▸ **What is being asked**
Your task is to extract every line from the material below exactly.

--- BEGIN Extracted material ---

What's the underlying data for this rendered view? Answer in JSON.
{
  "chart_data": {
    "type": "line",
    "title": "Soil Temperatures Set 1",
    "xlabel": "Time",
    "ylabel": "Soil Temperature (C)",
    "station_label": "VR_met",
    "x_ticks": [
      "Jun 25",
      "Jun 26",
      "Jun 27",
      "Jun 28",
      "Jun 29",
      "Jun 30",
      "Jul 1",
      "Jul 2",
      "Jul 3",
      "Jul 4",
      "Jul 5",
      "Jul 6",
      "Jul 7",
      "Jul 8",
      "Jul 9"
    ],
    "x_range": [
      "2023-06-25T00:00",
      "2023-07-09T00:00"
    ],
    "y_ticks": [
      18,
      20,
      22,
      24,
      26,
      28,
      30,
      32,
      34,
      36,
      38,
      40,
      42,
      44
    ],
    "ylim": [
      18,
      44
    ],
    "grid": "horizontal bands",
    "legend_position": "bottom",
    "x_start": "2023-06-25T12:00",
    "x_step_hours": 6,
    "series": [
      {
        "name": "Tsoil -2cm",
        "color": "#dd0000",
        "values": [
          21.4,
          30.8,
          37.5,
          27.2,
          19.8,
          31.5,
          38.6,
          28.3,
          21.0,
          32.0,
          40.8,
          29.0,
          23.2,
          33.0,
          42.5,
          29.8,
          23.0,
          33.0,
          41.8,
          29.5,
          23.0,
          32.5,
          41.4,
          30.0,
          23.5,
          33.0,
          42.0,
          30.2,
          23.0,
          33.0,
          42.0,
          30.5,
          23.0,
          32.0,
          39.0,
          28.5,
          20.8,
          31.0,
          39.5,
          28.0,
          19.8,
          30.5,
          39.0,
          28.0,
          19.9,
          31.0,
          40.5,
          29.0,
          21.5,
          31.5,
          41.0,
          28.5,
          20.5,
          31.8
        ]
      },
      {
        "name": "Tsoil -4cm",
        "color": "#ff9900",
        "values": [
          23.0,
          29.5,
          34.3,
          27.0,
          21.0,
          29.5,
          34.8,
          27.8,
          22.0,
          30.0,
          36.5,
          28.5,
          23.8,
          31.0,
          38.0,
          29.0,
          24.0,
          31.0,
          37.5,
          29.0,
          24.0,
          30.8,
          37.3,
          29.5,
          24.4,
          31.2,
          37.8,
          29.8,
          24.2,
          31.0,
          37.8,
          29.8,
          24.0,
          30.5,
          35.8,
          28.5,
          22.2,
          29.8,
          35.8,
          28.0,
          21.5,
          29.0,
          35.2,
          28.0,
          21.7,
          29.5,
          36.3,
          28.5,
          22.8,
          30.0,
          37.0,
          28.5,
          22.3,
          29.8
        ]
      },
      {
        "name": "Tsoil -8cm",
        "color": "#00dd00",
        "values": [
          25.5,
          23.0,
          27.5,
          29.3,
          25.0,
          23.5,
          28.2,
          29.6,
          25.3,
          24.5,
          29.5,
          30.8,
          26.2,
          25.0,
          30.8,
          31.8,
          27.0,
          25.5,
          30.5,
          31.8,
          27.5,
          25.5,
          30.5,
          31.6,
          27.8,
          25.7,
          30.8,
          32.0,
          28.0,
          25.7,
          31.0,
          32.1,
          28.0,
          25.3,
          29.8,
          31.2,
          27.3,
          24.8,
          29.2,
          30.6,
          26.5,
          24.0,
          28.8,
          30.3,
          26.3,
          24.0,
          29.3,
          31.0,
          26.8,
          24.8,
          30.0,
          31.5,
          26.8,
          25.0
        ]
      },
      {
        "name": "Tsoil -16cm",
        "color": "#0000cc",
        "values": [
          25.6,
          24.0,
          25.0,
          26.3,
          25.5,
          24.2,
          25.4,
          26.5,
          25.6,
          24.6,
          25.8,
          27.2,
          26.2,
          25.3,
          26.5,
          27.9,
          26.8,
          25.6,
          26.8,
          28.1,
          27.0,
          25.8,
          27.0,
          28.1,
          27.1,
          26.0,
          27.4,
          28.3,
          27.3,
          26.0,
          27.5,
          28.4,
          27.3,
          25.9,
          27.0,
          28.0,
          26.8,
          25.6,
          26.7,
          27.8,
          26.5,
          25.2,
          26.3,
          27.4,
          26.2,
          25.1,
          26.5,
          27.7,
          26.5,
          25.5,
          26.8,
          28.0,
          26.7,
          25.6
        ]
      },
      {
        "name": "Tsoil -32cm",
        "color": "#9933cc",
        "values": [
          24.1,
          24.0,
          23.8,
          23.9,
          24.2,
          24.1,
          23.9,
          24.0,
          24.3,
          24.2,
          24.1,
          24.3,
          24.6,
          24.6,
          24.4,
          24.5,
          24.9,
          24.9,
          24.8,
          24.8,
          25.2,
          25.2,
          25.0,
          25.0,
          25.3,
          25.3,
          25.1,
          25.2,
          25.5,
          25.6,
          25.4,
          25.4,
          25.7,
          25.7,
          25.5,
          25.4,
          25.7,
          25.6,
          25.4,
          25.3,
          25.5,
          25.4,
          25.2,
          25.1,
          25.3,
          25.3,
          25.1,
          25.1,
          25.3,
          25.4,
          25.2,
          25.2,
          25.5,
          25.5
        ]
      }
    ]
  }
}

--- END Extracted material ---

▸ **Full response**
What's the underlying data for this rendered view? Answer in JSON.
{
  "chart_data": {
    "type": "line",
    "title": "Soil Temperatures Set 1",
    "xlabel": "Time",
    "ylabel": "Soil Temperature (C)",
    "station_label": "VR_met",
    "x_ticks": [
      "Jun 25",
      "Jun 26",
      "Jun 27",
      "Jun 28",
      "Jun 29",
      "Jun 30",
      "Jul 1",
      "Jul 2",
      "Jul 3",
      "Jul 4",
      "Jul 5",
      "Jul 6",
      "Jul 7",
      "Jul 8",
      "Jul 9"
    ],
    "x_range": [
      "2023-06-25T00:00",
      "2023-07-09T00:00"
    ],
    "y_ticks": [
      18,
      20,
      22,
      24,
      26,
      28,
      30,
      32,
      34,
      36,
      38,
      40,
      42,
      44
    ],
    "ylim": [
      18,
      44
    ],
    "grid": "horizontal bands",
    "legend_position": "bottom",
    "x_start": "2023-06-25T12:00",
    "x_step_hours": 6,
    "series": [
      {
        "name": "Tsoil -2cm",
        "color": "#dd0000",
        "values": [
          21.4,
          30.8,
          37.5,
          27.2,
          19.8,
          31.5,
          38.6,
          28.3,
          21.0,
          32.0,
          40.8,
          29.0,
          23.2,
          33.0,
          42.5,
          29.8,
          23.0,
          33.0,
          41.8,
          29.5,
          23.0,
          32.5,
          41.4,
          30.0,
          23.5,
          33.0,
          42.0,
          30.2,
          23.0,
          33.0,
          42.0,
          30.5,
          23.0,
          32.0,
          39.0,
          28.5,
          20.8,
          31.0,
          39.5,
          28.0,
          19.8,
          30.5,
          39.0,
          28.0,
          19.9,
          31.0,
          40.5,
          29.0,
          21.5,
          31.5,
          41.0,
          28.5,
          20.5,
          31.8
        ]
      },
      {
        "name": "Tsoil -4cm",
        "color": "#ff9900",
        "values": [
          23.0,
          29.5,
          34.3,
          27.0,
          21.0,
          29.5,
          34.8,
          27.8,
          22.0,
          30.0,
          36.5,
          28.5,
          23.8,
          31.0,
          38.0,
          29.0,
          24.0,
          31.0,
          37.5,
          29.0,
          24.0,
          30.8,
          37.3,
          29.5,
          24.4,
          31.2,
          37.8,
          29.8,
          24.2,
          31.0,
          37.8,
          29.8,
          24.0,
          30.5,
          35.8,
          28.5,
          22.2,
          29.8,
          35.8,
          28.0,
          21.5,
          29.0,
          35.2,
          28.0,
          21.7,
          29.5,
          36.3,
          28.5,
          22.8,
          30.0,
          37.0,
          28.5,
          22.3,
          29.8
        ]
      },
      {
        "name": "Tsoil -8cm",
        "color": "#00dd00",
        "values": [
          25.5,
          23.0,
          27.5,
          29.3,
          25.0,
          23.5,
          28.2,
          29.6,
          25.3,
          24.5,
          29.5,
          30.8,
          26.2,
          25.0,
          30.8,
          31.8,
          27.0,
          25.5,
          30.5,
          31.8,
          27.5,
          25.5,
          30.5,
          31.6,
          27.8,
          25.7,
          30.8,
          32.0,
          28.0,
          25.7,
          31.0,
          32.1,
          28.0,
          25.3,
          29.8,
          31.2,
          27.3,
          24.8,
          29.2,
          30.6,
          26.5,
          24.0,
          28.8,
          30.3,
          26.3,
          24.0,
          29.3,
          31.0,
          26.8,
          24.8,
          30.0,
          31.5,
          26.8,
          25.0
        ]
      },
      {
        "name": "Tsoil -16cm",
        "color": "#0000cc",
        "values": [
          25.6,
          24.0,
          25.0,
          26.3,
          25.5,
          24.2,
          25.4,
          26.5,
          25.6,
          24.6,
          25.8,
          27.2,
          26.2,
          25.3,
          26.5,
          27.9,
          26.8,
          25.6,
          26.8,
          28.1,
          27.0,
          25.8,
          27.0,
          28.1,
          27.1,
          26.0,
          27.4,
          28.3,
          27.3,
          26.0,
          27.5,
          28.4,
          27.3,
          25.9,
          27.0,
          28.0,
          26.8,
          25.6,
          26.7,
          27.8,
          26.5,
          25.2,
          26.3,
          27.4,
          26.2,
          25.1,
          26.5,
          27.7,
          26.5,
          25.5,
          26.8,
          28.0,
          26.7,
          25.6
        ]
      },
      {
        "name": "Tsoil -32cm",
        "color": "#9933cc",
        "values": [
          24.1,
          24.0,
          23.8,
          23.9,
          24.2,
          24.1,
          23.9,
          24.0,
          24.3,
          24.2,
          24.1,
          24.3,
          24.6,
          24.6,
          24.4,
          24.5,
          24.9,
          24.9,
          24.8,
          24.8,
          25.2,
          25.2,
          25.0,
          25.0,
          25.3,
          25.3,
          25.1,
          25.2,
          25.5,
          25.6,
          25.4,
          25.4,
          25.7,
          25.7,
          25.5,
          25.4,
          25.7,
          25.6,
          25.4,
          25.3,
          25.5,
          25.4,
          25.2,
          25.1,
          25.3,
          25.3,
          25.1,
          25.1,
          25.3,
          25.4,
          25.2,
          25.2,
          25.5,
          25.5
        ]
      }
    ]
  }
}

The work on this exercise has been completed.